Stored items
######

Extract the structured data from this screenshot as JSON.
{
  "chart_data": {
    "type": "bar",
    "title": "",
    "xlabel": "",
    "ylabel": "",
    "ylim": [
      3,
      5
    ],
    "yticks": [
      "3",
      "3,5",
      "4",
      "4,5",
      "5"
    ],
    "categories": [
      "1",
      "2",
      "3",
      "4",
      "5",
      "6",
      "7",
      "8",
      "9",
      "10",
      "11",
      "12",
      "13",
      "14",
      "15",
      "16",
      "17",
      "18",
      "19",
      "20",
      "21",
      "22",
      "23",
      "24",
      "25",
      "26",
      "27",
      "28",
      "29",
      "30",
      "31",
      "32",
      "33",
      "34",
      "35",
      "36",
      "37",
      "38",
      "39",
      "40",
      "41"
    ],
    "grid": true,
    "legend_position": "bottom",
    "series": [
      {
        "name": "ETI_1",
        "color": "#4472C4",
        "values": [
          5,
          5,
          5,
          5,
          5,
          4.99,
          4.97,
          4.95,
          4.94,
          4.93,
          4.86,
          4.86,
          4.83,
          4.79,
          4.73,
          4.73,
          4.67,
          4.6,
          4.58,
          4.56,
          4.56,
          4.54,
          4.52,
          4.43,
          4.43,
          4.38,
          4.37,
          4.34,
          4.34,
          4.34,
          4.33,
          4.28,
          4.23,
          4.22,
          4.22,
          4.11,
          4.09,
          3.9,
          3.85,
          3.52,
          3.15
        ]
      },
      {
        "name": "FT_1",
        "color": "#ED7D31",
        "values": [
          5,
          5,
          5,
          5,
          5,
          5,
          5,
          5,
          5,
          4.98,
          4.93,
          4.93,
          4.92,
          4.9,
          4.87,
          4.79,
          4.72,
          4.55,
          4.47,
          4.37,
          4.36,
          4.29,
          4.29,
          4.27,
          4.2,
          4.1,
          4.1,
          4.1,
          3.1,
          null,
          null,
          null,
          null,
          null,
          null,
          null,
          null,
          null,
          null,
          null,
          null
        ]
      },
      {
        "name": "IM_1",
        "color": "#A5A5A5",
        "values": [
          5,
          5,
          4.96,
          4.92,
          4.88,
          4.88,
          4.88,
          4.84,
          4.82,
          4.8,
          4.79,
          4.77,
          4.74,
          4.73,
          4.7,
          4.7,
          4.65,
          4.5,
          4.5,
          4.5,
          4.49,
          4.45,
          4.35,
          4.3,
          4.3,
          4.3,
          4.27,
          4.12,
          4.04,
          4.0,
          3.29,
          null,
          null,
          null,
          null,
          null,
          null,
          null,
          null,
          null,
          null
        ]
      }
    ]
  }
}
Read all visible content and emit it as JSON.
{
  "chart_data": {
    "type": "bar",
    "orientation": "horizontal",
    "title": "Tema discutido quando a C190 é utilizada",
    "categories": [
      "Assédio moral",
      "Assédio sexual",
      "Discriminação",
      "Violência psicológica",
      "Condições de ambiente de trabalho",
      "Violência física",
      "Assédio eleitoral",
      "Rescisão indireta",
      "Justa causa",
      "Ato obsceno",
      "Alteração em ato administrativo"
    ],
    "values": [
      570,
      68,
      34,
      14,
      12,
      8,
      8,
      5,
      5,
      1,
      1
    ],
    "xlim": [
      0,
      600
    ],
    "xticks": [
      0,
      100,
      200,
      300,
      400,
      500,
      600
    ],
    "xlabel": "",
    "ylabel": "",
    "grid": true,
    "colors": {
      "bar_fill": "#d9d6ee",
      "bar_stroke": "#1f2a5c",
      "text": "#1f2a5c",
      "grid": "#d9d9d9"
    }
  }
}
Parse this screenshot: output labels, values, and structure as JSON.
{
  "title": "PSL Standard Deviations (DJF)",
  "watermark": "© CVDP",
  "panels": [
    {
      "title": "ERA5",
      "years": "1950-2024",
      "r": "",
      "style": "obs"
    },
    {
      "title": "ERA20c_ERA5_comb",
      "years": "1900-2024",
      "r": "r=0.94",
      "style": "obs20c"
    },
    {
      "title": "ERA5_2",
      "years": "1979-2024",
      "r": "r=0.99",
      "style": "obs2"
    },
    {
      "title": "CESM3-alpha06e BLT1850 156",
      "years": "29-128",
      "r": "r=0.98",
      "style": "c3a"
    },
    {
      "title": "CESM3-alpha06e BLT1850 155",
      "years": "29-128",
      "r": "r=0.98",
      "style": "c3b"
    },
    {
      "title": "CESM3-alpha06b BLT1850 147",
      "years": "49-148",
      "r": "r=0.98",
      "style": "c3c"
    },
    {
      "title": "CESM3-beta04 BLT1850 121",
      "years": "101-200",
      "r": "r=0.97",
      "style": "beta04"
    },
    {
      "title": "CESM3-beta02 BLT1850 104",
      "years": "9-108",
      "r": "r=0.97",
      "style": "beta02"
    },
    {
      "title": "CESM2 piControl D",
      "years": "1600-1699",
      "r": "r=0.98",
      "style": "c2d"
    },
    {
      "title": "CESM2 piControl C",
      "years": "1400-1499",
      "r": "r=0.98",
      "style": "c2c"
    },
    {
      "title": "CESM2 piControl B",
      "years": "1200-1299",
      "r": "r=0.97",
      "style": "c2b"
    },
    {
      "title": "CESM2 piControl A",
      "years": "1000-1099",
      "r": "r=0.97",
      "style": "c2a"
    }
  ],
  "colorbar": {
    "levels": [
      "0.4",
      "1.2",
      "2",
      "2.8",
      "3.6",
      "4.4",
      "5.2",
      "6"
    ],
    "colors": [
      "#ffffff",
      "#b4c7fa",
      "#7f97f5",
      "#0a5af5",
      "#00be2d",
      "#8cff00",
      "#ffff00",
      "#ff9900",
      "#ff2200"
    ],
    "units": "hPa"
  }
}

######

Set problem:
Each line of the material must be restated exactly.

Output for this task:
Extract the structured data from this screenshot as JSON.
{
  "chart_data": {
    "type": "bar",
    "title": "",
    "xlabel": "",
    "ylabel": "",
    "ylim": [
      3,
      5
    ],
    "yticks": [
      "3",
      "3,5",
      "4",
      "4,5",
      "5"
    ],
    "categories": [
      "1",
      "2",
      "3",
      "4",
      "5",
      "6",
      "7",
      "8",
      "9",
      "10",
      "11",
      "12",
      "13",
      "14",
      "15",
      "16",
      "17",
      "18",
      "19",
      "20",
      "21",
      "22",
      "23",
      "24",
      "25",
      "26",
      "27",
      "28",
      "29",
      "30",
      "31",
      "32",
      "33",
      "34",
      "35",
      "36",
      "37",
      "38",
      "39",
      "40",
      "41"
    ],
    "grid": true,
    "legend_position": "bottom",
    "series": [
      {
        "name": "ETI_1",
        "color": "#4472C4",
        "values": [
          5,
          5,
          5,
          5,
          5,
          4.99,
          4.97,
          4.95,
          4.94,
          4.93,
          4.86,
          4.86,
          4.83,
          4.79,
          4.73,
          4.73,
          4.67,
          4.6,
          4.58,
          4.56,
          4.56,
          4.54,
          4.52,
          4.43,
          4.43,
          4.38,
          4.37,
          4.34,
          4.34,
          4.34,
          4.33,
          4.28,
          4.23,
          4.22,
          4.22,
          4.11,
          4.09,
          3.9,
          3.85,
          3.52,
          3.15
        ]
      },
      {
        "name": "FT_1",
        "color": "#ED7D31",
        "values": [
          5,
          5,
          5,
          5,
          5,
          5,
          5,
          5,
          5,
          4.98,
          4.93,
          4.93,
          4.92,
          4.9,
          4.87,
          4.79,
          4.72,
          4.55,
          4.47,
          4.37,
          4.36,
          4.29,
          4.29,
          4.27,
          4.2,
          4.1,
          4.1,
          4.1,
          3.1,
          null,
          null,
          null,
          null,
          null,
          null,
          null,
          null,
          null,
          null,
          null,
          null
        ]
      },
      {
        "name": "IM_1",
        "color": "#A5A5A5",
        "values": [
          5,
          5,
          4.96,
          4.92,
          4.88,
          4.88,
          4.88,
          4.84,
          4.82,
          4.8,
          4.79,
          4.77,
          4.74,
          4.73,
          4.7,
          4.7,
          4.65,
          4.5,
          4.5,
          4.5,
          4.49,
          4.45,
          4.35,
          4.3,
          4.3,
          4.3,
          4.27,
          4.12,
          4.04,
          4.0,
          3.29,
          null,
          null,
          null,
          null,
          null,
          null,
          null,
          null,
          null,
          null
        ]
      }
    ]
  }
}
Read all visible content and emit it as JSON.
{
  "chart_data": {
    "type": "bar",
    "orientation": "horizontal",
    "title": "Tema discutido quando a C190 é utilizada",
    "categories": [
      "Assédio moral",
      "Assédio sexual",
      "Discriminação",
      "Violência psicológica",
      "Condições de ambiente de trabalho",
      "Violência física",
      "Assédio eleitoral",
      "Rescisão indireta",
      "Justa causa",
      "Ato obsceno",
      "Alteração em ato administrativo"
    ],
    "values": [
      570,
      68,
      34,
      14,
      12,
      8,
      8,
      5,
      5,
      1,
      1
    ],
    "xlim": [
      0,
      600
    ],
    "xticks": [
      0,
      100,
      200,
      300,
      400,
      500,
      600
    ],
    "xlabel": "",
    "ylabel": "",
    "grid": true,
    "colors": {
      "bar_fill": "#d9d6ee",
      "bar_stroke": "#1f2a5c",
      "text": "#1f2a5c",
      "grid": "#d9d9d9"
    }
  }
}
Parse this screenshot: output labels, values, and structure as JSON.
{
  "title": "PSL Standard Deviations (DJF)",
  "watermark": "© CVDP",
  "panels": [
    {
      "title": "ERA5",
      "years": "1950-2024",
      "r": "",
      "style": "obs"
    },
    {
      "title": "ERA20c_ERA5_comb",
      "years": "1900-2024",
      "r": "r=0.94",
      "style": "obs20c"
    },
    {
      "title": "ERA5_2",
      "years": "1979-2024",
      "r": "r=0.99",
      "style": "obs2"
    },
    {
      "title": "CESM3-alpha06e BLT1850 156",
      "years": "29-128",
      "r": "r=0.98",
      "style": "c3a"
    },
    {
      "title": "CESM3-alpha06e BLT1850 155",
      "years": "29-128",
      "r": "r=0.98",
      "style": "c3b"
    },
    {
      "title": "CESM3-alpha06b BLT1850 147",
      "years": "49-148",
      "r": "r=0.98",
      "style": "c3c"
    },
    {
      "title": "CESM3-beta04 BLT1850 121",
      "years": "101-200",
      "r": "r=0.97",
      "style": "beta04"
    },
    {
      "title": "CESM3-beta02 BLT1850 104",
      "years": "9-108",
      "r": "r=0.97",
      "style": "beta02"
    },
    {
      "title": "CESM2 piControl D",
      "years": "1600-1699",
      "r": "r=0.98",
      "style": "c2d"
    },
    {
      "title": "CESM2 piControl C",
      "years": "1400-1499",
      "r": "r=0.98",
      "style": "c2c"
    },
    {
      "title": "CESM2 piControl B",
      "years": "1200-1299",
      "r": "r=0.97",
      "style": "c2b"
    },
    {
      "title": "CESM2 piControl A",
      "years": "1000-1099",
      "r": "r=0.97",
      "style": "c2a"
    }
  ],
  "colorbar": {
    "levels": [
      "0.4",
      "1.2",
      "2",
      "2.8",
      "3.6",
      "4.4",
      "5.2",
      "6"
    ],
    "colors": [
      "#ffffff",
      "#b4c7fa",
      "#7f97f5",
      "#0a5af5",
      "#00be2d",
      "#8cff00",
      "#ffff00",
      "#ff9900",
      "#ff2200"
    ],
    "units": "hPa"
  }
}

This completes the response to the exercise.